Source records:
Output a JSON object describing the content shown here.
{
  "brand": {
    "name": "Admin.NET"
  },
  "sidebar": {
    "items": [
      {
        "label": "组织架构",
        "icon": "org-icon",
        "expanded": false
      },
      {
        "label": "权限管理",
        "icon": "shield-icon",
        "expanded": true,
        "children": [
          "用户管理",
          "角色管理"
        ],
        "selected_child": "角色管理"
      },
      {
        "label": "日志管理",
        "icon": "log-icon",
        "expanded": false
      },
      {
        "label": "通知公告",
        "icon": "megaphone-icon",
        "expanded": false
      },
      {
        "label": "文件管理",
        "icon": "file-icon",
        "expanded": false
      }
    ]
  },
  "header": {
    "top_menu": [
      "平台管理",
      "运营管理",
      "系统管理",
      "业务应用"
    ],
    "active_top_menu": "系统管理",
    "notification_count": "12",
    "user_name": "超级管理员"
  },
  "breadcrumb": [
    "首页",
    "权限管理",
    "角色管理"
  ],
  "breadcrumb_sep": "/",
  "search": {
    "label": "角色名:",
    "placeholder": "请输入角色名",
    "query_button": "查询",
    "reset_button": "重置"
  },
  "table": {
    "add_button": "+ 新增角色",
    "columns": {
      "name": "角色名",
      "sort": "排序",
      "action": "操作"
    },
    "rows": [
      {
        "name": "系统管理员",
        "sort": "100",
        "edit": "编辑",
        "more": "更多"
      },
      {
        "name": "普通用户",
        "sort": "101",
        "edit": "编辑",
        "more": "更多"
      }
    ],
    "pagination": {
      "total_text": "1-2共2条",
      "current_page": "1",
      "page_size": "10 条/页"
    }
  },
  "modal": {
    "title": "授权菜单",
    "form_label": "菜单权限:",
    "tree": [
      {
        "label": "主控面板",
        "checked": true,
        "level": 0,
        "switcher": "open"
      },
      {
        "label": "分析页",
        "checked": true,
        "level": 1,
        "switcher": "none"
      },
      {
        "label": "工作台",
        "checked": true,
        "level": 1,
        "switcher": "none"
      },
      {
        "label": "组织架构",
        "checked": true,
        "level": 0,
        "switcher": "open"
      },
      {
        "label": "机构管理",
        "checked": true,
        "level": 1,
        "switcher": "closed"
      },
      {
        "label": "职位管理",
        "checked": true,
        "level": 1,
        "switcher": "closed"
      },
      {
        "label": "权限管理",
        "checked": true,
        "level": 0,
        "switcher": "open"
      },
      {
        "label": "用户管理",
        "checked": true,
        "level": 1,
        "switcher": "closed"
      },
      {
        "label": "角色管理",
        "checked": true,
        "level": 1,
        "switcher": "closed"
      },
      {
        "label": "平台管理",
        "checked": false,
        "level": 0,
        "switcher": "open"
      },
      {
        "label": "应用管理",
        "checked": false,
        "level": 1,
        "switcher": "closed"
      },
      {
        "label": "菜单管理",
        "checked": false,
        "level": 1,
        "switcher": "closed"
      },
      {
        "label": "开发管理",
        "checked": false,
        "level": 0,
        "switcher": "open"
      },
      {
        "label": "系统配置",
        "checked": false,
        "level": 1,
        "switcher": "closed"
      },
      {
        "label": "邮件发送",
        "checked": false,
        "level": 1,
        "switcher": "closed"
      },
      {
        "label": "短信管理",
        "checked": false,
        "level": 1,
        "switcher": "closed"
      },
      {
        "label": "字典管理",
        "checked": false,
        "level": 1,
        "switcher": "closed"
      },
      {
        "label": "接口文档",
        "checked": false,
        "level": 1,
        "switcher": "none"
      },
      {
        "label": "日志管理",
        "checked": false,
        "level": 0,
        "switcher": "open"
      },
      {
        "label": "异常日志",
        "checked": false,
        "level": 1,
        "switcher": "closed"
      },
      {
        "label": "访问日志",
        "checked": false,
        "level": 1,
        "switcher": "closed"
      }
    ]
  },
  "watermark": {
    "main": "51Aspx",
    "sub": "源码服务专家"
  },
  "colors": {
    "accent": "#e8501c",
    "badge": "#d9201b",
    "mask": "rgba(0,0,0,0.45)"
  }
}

__Goal__.
Lines that include the word "icon" are to be extracted from the data above.

__Completed exercise__.
        "icon": "org-icon",
        "icon": "shield-icon",
        "icon": "log-icon",
        "icon": "megaphone-icon",
        "icon": "file-icon",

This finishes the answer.